* begin EXERCISE INPUTS *

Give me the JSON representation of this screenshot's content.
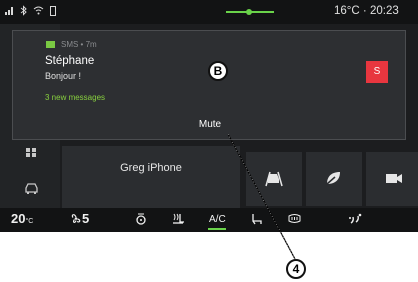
{
  "status_bar": {
    "temperature": "16°C",
    "separator": "·",
    "time": "20:23"
  },
  "notification": {
    "app_meta": "SMS • 7m",
    "sender": "Stéphane",
    "message": "Bonjour !",
    "new_messages": "3 new messages",
    "avatar_letter": "S",
    "mute_label": "Mute"
  },
  "background": {
    "device_label": "Greg iPhone"
  },
  "climate_bar": {
    "temp_left": "20",
    "temp_left_unit": "°C",
    "fan_level": "5",
    "ac_label": "A/C"
  },
  "callouts": {
    "b": "B",
    "four": "4"
  },
  "colors": {
    "accent_green": "#6ad34a",
    "avatar_red": "#e8363f"
  }
}
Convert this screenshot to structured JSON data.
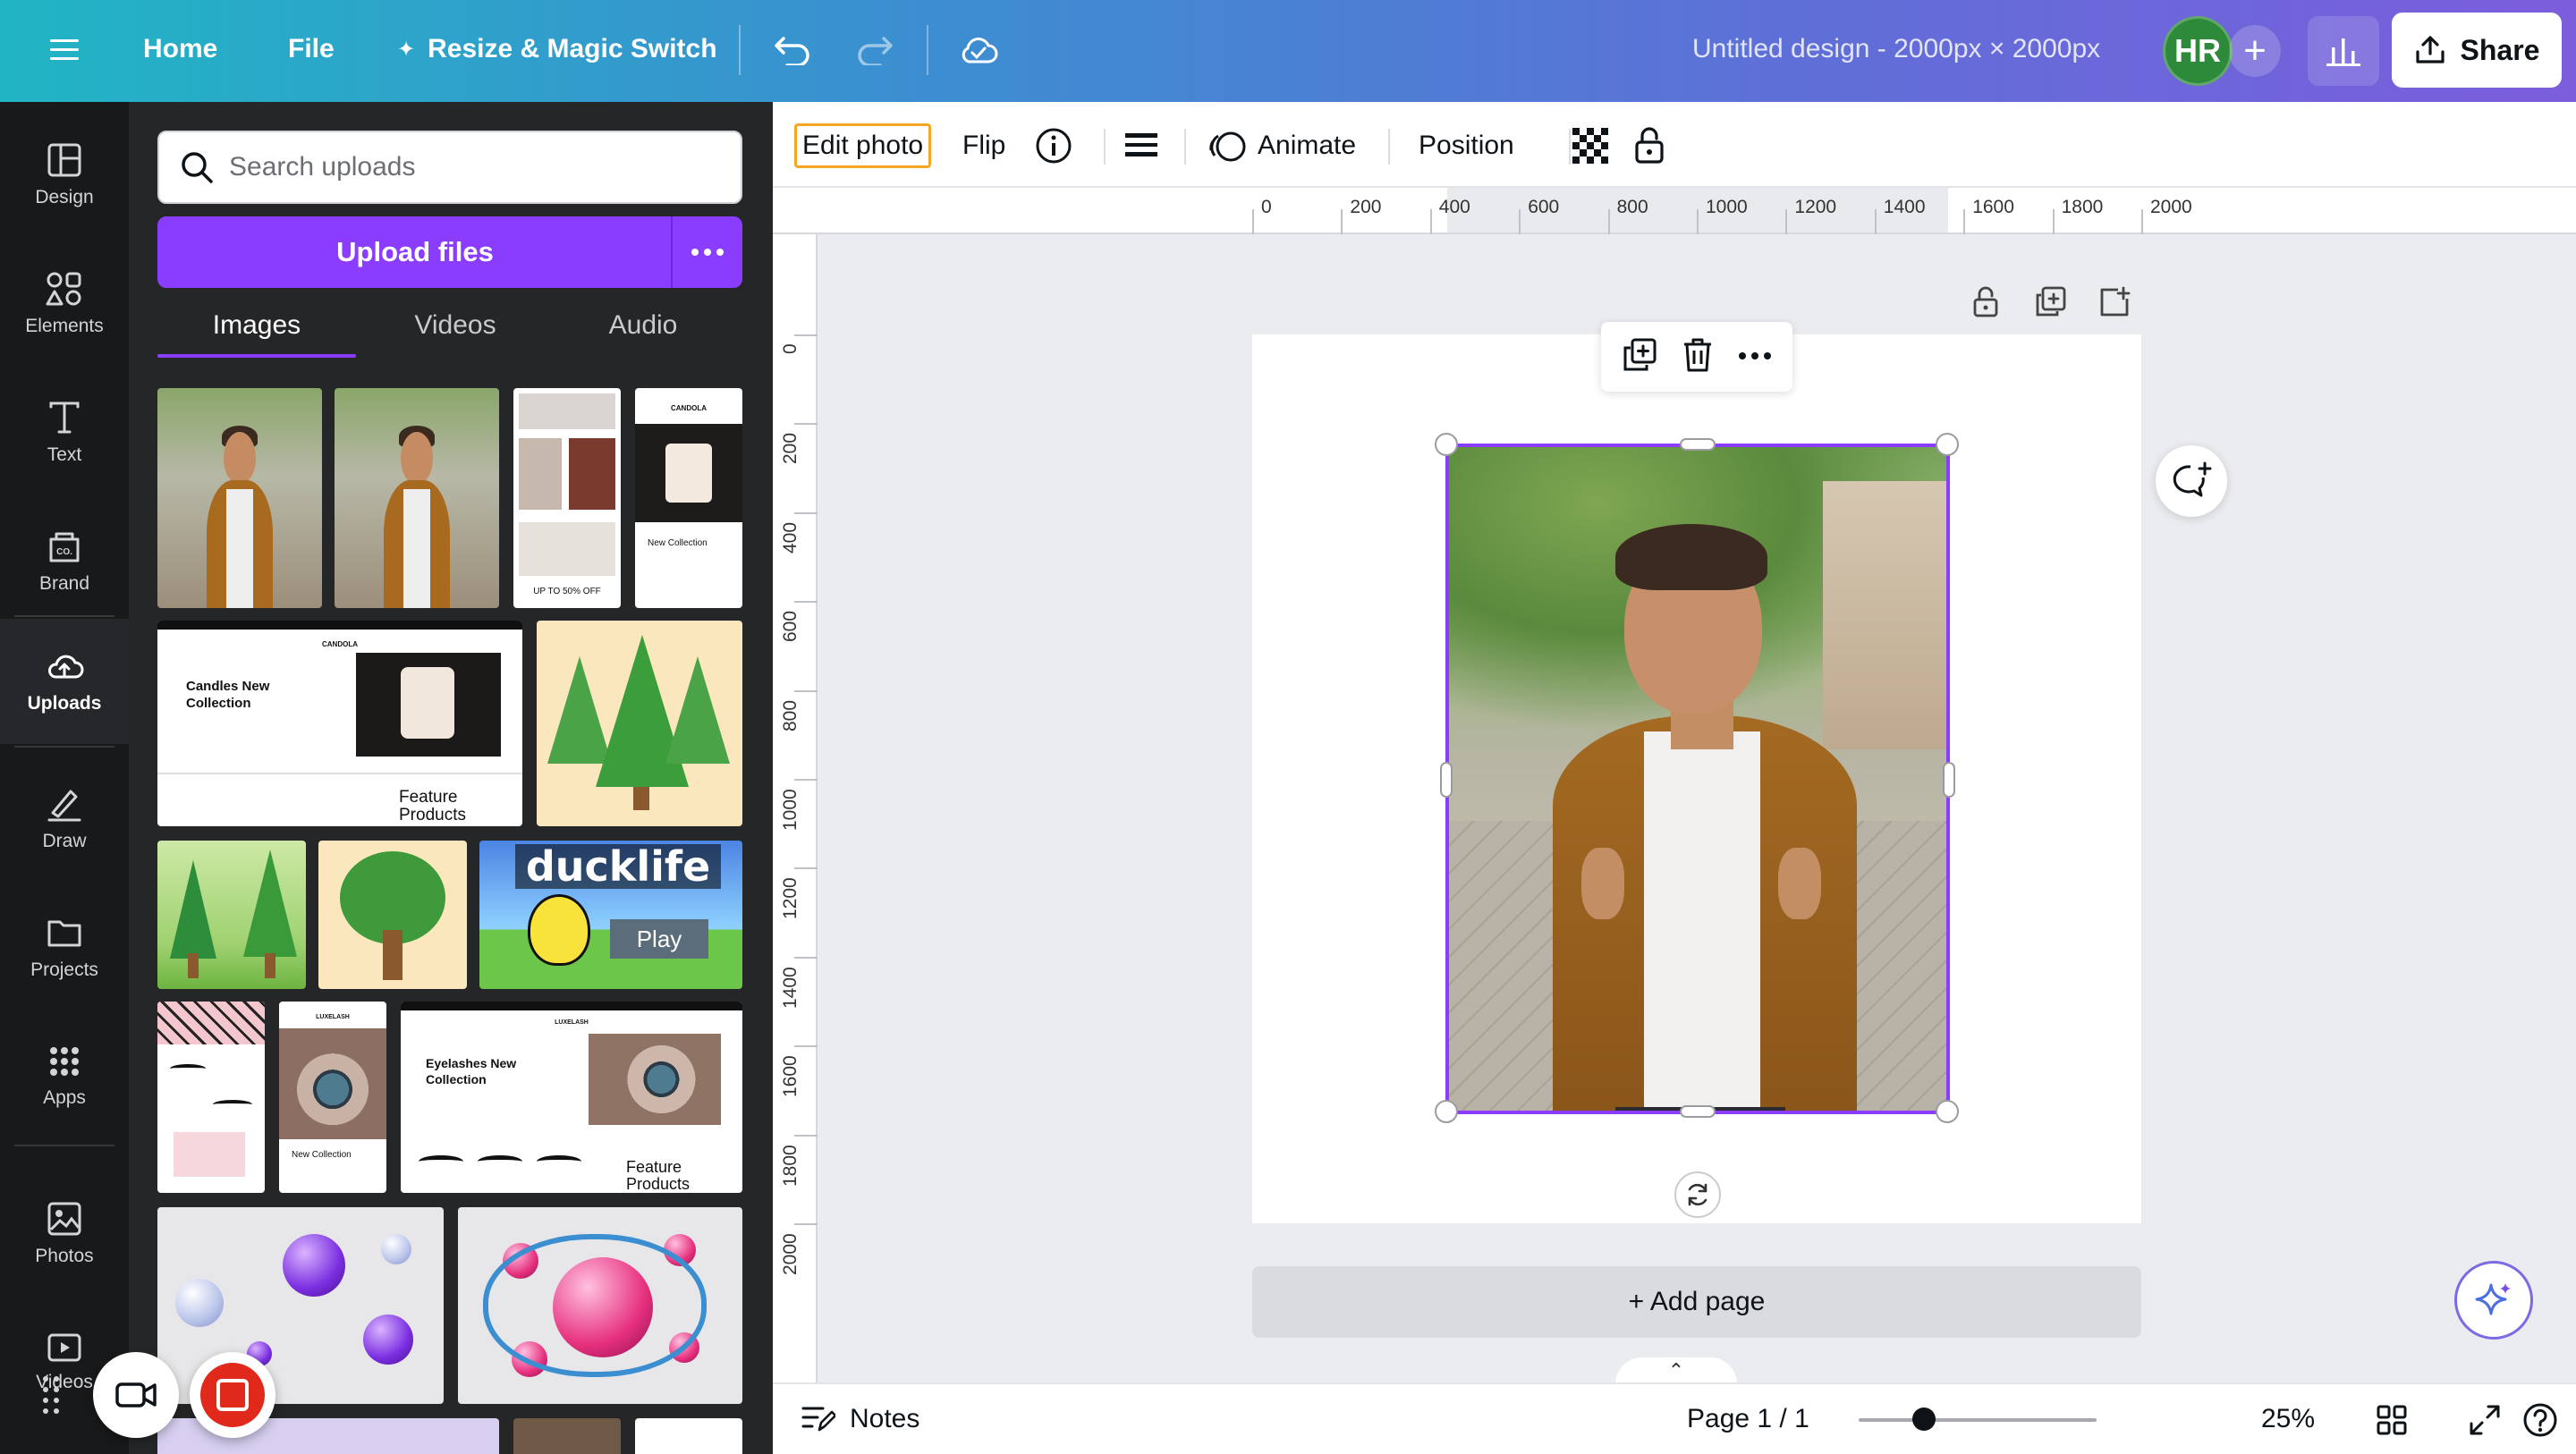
{
  "topbar": {
    "home": "Home",
    "file": "File",
    "resize": "Resize & Magic Switch",
    "doc_title": "Untitled design - 2000px × 2000px",
    "avatar_initials": "HR",
    "share": "Share"
  },
  "rail": {
    "items": [
      {
        "label": "Design",
        "icon": "design-icon"
      },
      {
        "label": "Elements",
        "icon": "elements-icon"
      },
      {
        "label": "Text",
        "icon": "text-icon"
      },
      {
        "label": "Brand",
        "icon": "brand-icon"
      },
      {
        "label": "Uploads",
        "icon": "upload-cloud-icon",
        "active": true
      },
      {
        "label": "Draw",
        "icon": "draw-icon"
      },
      {
        "label": "Projects",
        "icon": "folder-icon"
      },
      {
        "label": "Apps",
        "icon": "apps-grid-icon"
      },
      {
        "label": "Photos",
        "icon": "image-icon"
      },
      {
        "label": "Videos",
        "icon": "video-icon"
      }
    ]
  },
  "panel": {
    "search_placeholder": "Search uploads",
    "upload_button": "Upload files",
    "tabs": [
      {
        "label": "Images",
        "active": true
      },
      {
        "label": "Videos",
        "active": false
      },
      {
        "label": "Audio",
        "active": false
      }
    ],
    "thumb_texts": {
      "candola_title": "Candles New Collection",
      "candola_feature": "Feature Products",
      "candola_brand": "CANDOLA",
      "candola_sale": "UP TO 50% OFF",
      "candola_new": "New Collection",
      "duck_title": "ducklife",
      "duck_play": "Play",
      "lash_brand": "LUXELASH",
      "lash_title": "Eyelashes New Collection",
      "lash_feature": "Feature Products",
      "lash_new": "New Collection"
    }
  },
  "context_toolbar": {
    "edit_photo": "Edit photo",
    "flip": "Flip",
    "animate": "Animate",
    "position": "Position"
  },
  "ruler": {
    "top_labels": [
      "0",
      "200",
      "400",
      "600",
      "800",
      "1000",
      "1200",
      "1400",
      "1600",
      "1800",
      "2000"
    ],
    "left_labels": [
      "0",
      "200",
      "400",
      "600",
      "800",
      "1000",
      "1200",
      "1400",
      "1600",
      "1800",
      "2000"
    ]
  },
  "canvas": {
    "add_page": "+ Add page"
  },
  "footer": {
    "notes": "Notes",
    "page_indicator": "Page 1 / 1",
    "zoom": "25%",
    "zoom_fraction": 0.25
  },
  "colors": {
    "accent": "#8b3dff",
    "topbar_start": "#21b5c4",
    "topbar_end": "#7c5ddc",
    "selection_border": "#8b3dff",
    "edit_photo_outline": "#f5a623"
  }
}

* end EXERCISE INPUTS *

▶ **WORK INSTRUCTIONS**
Return the lines of the records that include the string "Feature".

▶ **OUTPUT BELOW**
      "candola_feature": "Feature Products",
      "lash_feature": "Feature Products",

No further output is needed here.